• [LISTED RECORDS]:
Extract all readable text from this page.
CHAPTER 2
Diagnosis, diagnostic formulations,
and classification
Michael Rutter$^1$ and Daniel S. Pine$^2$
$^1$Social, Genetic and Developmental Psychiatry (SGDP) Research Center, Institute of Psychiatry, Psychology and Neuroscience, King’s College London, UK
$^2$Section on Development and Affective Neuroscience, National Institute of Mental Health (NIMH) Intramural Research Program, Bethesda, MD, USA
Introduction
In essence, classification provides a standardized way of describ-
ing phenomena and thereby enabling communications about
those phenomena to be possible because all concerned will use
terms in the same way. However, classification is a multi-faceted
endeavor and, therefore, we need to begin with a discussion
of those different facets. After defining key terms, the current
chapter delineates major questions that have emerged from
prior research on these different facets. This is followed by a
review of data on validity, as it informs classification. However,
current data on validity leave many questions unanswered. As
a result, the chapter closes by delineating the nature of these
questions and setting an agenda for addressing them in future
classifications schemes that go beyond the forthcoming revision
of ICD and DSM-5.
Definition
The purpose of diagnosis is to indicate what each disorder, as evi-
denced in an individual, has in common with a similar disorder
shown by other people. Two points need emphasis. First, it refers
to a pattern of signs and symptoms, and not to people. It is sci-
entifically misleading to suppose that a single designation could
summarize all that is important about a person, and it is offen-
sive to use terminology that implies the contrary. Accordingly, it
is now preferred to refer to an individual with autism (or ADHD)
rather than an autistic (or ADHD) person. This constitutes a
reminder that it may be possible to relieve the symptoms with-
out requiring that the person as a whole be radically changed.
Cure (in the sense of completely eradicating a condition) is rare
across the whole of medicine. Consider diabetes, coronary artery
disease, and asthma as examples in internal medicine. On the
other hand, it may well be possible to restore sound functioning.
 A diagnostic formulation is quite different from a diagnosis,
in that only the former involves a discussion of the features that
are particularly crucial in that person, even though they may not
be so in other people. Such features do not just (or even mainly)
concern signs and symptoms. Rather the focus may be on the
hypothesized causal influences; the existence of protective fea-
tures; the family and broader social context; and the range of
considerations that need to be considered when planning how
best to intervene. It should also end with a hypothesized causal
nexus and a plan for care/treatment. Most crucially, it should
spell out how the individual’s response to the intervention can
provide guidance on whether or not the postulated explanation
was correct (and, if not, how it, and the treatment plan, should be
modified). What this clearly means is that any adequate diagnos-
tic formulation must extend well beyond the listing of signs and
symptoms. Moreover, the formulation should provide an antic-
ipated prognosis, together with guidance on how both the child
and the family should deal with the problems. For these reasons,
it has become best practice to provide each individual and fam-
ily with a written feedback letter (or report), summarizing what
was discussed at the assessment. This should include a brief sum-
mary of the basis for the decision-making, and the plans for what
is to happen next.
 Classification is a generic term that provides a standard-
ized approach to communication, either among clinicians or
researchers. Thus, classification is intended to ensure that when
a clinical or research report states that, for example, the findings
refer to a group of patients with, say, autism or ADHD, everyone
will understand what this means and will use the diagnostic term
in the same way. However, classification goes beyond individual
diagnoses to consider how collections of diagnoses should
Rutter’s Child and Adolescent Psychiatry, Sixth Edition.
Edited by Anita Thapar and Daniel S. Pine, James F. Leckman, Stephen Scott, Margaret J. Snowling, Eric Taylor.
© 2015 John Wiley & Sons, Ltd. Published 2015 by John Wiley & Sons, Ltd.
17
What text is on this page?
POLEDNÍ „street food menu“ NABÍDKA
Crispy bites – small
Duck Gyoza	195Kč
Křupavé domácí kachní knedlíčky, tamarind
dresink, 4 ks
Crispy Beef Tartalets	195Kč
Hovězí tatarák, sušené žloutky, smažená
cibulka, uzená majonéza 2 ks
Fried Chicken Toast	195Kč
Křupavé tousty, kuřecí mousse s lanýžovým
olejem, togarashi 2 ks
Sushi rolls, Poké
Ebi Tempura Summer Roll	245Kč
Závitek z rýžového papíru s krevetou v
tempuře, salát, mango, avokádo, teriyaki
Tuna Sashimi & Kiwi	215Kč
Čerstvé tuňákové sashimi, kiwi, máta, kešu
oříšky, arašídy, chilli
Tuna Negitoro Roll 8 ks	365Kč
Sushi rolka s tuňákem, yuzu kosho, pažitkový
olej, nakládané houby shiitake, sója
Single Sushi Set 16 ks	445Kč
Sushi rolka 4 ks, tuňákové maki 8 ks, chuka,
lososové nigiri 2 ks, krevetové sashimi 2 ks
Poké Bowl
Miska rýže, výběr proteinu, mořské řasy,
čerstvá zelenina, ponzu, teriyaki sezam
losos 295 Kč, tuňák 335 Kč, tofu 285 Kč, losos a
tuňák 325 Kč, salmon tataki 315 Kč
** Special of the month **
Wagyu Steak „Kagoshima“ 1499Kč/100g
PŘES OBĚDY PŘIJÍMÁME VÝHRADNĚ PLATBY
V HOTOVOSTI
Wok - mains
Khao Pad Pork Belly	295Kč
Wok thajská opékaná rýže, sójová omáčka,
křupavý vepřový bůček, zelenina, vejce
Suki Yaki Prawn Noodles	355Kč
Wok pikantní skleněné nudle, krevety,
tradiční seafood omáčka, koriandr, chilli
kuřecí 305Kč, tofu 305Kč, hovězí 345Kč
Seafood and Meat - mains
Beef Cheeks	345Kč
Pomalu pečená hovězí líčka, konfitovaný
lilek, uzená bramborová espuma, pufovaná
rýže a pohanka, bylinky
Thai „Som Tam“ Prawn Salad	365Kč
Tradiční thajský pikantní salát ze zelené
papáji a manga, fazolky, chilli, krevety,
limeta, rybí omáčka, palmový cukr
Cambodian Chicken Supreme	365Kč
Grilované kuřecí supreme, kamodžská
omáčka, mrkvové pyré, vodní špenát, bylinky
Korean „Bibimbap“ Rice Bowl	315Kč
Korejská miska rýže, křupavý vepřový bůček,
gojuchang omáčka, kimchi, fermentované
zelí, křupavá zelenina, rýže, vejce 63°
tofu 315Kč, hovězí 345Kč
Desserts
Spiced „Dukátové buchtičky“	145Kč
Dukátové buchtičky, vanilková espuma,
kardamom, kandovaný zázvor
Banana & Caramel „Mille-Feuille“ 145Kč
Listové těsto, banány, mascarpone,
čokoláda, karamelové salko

• [PROMPT]: In full and exactly as written, the listing is to be copied again.

• [WRITTEN RESPONSE]:
Extract all readable text from this page.
CHAPTER 2
Diagnosis, diagnostic formulations,
and classification
Michael Rutter$^1$ and Daniel S. Pine$^2$
$^1$Social, Genetic and Developmental Psychiatry (SGDP) Research Center, Institute of Psychiatry, Psychology and Neuroscience, King’s College London, UK
$^2$Section on Development and Affective Neuroscience, National Institute of Mental Health (NIMH) Intramural Research Program, Bethesda, MD, USA
Introduction
In essence, classification provides a standardized way of describ-
ing phenomena and thereby enabling communications about
those phenomena to be possible because all concerned will use
terms in the same way. However, classification is a multi-faceted
endeavor and, therefore, we need to begin with a discussion
of those different facets. After defining key terms, the current
chapter delineates major questions that have emerged from
prior research on these different facets. This is followed by a
review of data on validity, as it informs classification. However,
current data on validity leave many questions unanswered. As
a result, the chapter closes by delineating the nature of these
questions and setting an agenda for addressing them in future
classifications schemes that go beyond the forthcoming revision
of ICD and DSM-5.
Definition
The purpose of diagnosis is to indicate what each disorder, as evi-
denced in an individual, has in common with a similar disorder
shown by other people. Two points need emphasis. First, it refers
to a pattern of signs and symptoms, and not to people. It is sci-
entifically misleading to suppose that a single designation could
summarize all that is important about a person, and it is offen-
sive to use terminology that implies the contrary. Accordingly, it
is now preferred to refer to an individual with autism (or ADHD)
rather than an autistic (or ADHD) person. This constitutes a
reminder that it may be possible to relieve the symptoms with-
out requiring that the person as a whole be radically changed.
Cure (in the sense of completely eradicating a condition) is rare
across the whole of medicine. Consider diabetes, coronary artery
disease, and asthma as examples in internal medicine. On the
other hand, it may well be possible to restore sound functioning.
 A diagnostic formulation is quite different from a diagnosis,
in that only the former involves a discussion of the features that
are particularly crucial in that person, even though they may not
be so in other people. Such features do not just (or even mainly)
concern signs and symptoms. Rather the focus may be on the
hypothesized causal influences; the existence of protective fea-
tures; the family and broader social context; and the range of
considerations that need to be considered when planning how
best to intervene. It should also end with a hypothesized causal
nexus and a plan for care/treatment. Most crucially, it should
spell out how the individual’s response to the intervention can
provide guidance on whether or not the postulated explanation
was correct (and, if not, how it, and the treatment plan, should be
modified). What this clearly means is that any adequate diagnos-
tic formulation must extend well beyond the listing of signs and
symptoms. Moreover, the formulation should provide an antic-
ipated prognosis, together with guidance on how both the child
and the family should deal with the problems. For these reasons,
it has become best practice to provide each individual and fam-
ily with a written feedback letter (or report), summarizing what
was discussed at the assessment. This should include a brief sum-
mary of the basis for the decision-making, and the plans for what
is to happen next.
 Classification is a generic term that provides a standard-
ized approach to communication, either among clinicians or
researchers. Thus, classification is intended to ensure that when
a clinical or research report states that, for example, the findings
refer to a group of patients with, say, autism or ADHD, everyone
will understand what this means and will use the diagnostic term
in the same way. However, classification goes beyond individual
diagnoses to consider how collections of diagnoses should
Rutter’s Child and Adolescent Psychiatry, Sixth Edition.
Edited by Anita Thapar and Daniel S. Pine, James F. Leckman, Stephen Scott, Margaret J. Snowling, Eric Taylor.
© 2015 John Wiley & Sons, Ltd. Published 2015 by John Wiley & Sons, Ltd.
17
What text is on this page?
POLEDNÍ „street food menu“ NABÍDKA
Crispy bites – small
Duck Gyoza	195Kč
Křupavé domácí kachní knedlíčky, tamarind
dresink, 4 ks
Crispy Beef Tartalets	195Kč
Hovězí tatarák, sušené žloutky, smažená
cibulka, uzená majonéza 2 ks
Fried Chicken Toast	195Kč
Křupavé tousty, kuřecí mousse s lanýžovým
olejem, togarashi 2 ks
Sushi rolls, Poké
Ebi Tempura Summer Roll	245Kč
Závitek z rýžového papíru s krevetou v
tempuře, salát, mango, avokádo, teriyaki
Tuna Sashimi & Kiwi	215Kč
Čerstvé tuňákové sashimi, kiwi, máta, kešu
oříšky, arašídy, chilli
Tuna Negitoro Roll 8 ks	365Kč
Sushi rolka s tuňákem, yuzu kosho, pažitkový
olej, nakládané houby shiitake, sója
Single Sushi Set 16 ks	445Kč
Sushi rolka 4 ks, tuňákové maki 8 ks, chuka,
lososové nigiri 2 ks, krevetové sashimi 2 ks
Poké Bowl
Miska rýže, výběr proteinu, mořské řasy,
čerstvá zelenina, ponzu, teriyaki sezam
losos 295 Kč, tuňák 335 Kč, tofu 285 Kč, losos a
tuňák 325 Kč, salmon tataki 315 Kč
** Special of the month **
Wagyu Steak „Kagoshima“ 1499Kč/100g
PŘES OBĚDY PŘIJÍMÁME VÝHRADNĚ PLATBY
V HOTOVOSTI
Wok - mains
Khao Pad Pork Belly	295Kč
Wok thajská opékaná rýže, sójová omáčka,
křupavý vepřový bůček, zelenina, vejce
Suki Yaki Prawn Noodles	355Kč
Wok pikantní skleněné nudle, krevety,
tradiční seafood omáčka, koriandr, chilli
kuřecí 305Kč, tofu 305Kč, hovězí 345Kč
Seafood and Meat - mains
Beef Cheeks	345Kč
Pomalu pečená hovězí líčka, konfitovaný
lilek, uzená bramborová espuma, pufovaná
rýže a pohanka, bylinky
Thai „Som Tam“ Prawn Salad	365Kč
Tradiční thajský pikantní salát ze zelené
papáji a manga, fazolky, chilli, krevety,
limeta, rybí omáčka, palmový cukr
Cambodian Chicken Supreme	365Kč
Grilované kuřecí supreme, kamodžská
omáčka, mrkvové pyré, vodní špenát, bylinky
Korean „Bibimbap“ Rice Bowl	315Kč
Korejská miska rýže, křupavý vepřový bůček,
gojuchang omáčka, kimchi, fermentované
zelí, křupavá zelenina, rýže, vejce 63°
tofu 315Kč, hovězí 345Kč
Desserts
Spiced „Dukátové buchtičky“	145Kč
Dukátové buchtičky, vanilková espuma,
kardamom, kandovaný zázvor
Banana & Caramel „Mille-Feuille“ 145Kč
Listové těsto, banány, mascarpone,
čokoláda, karamelové salko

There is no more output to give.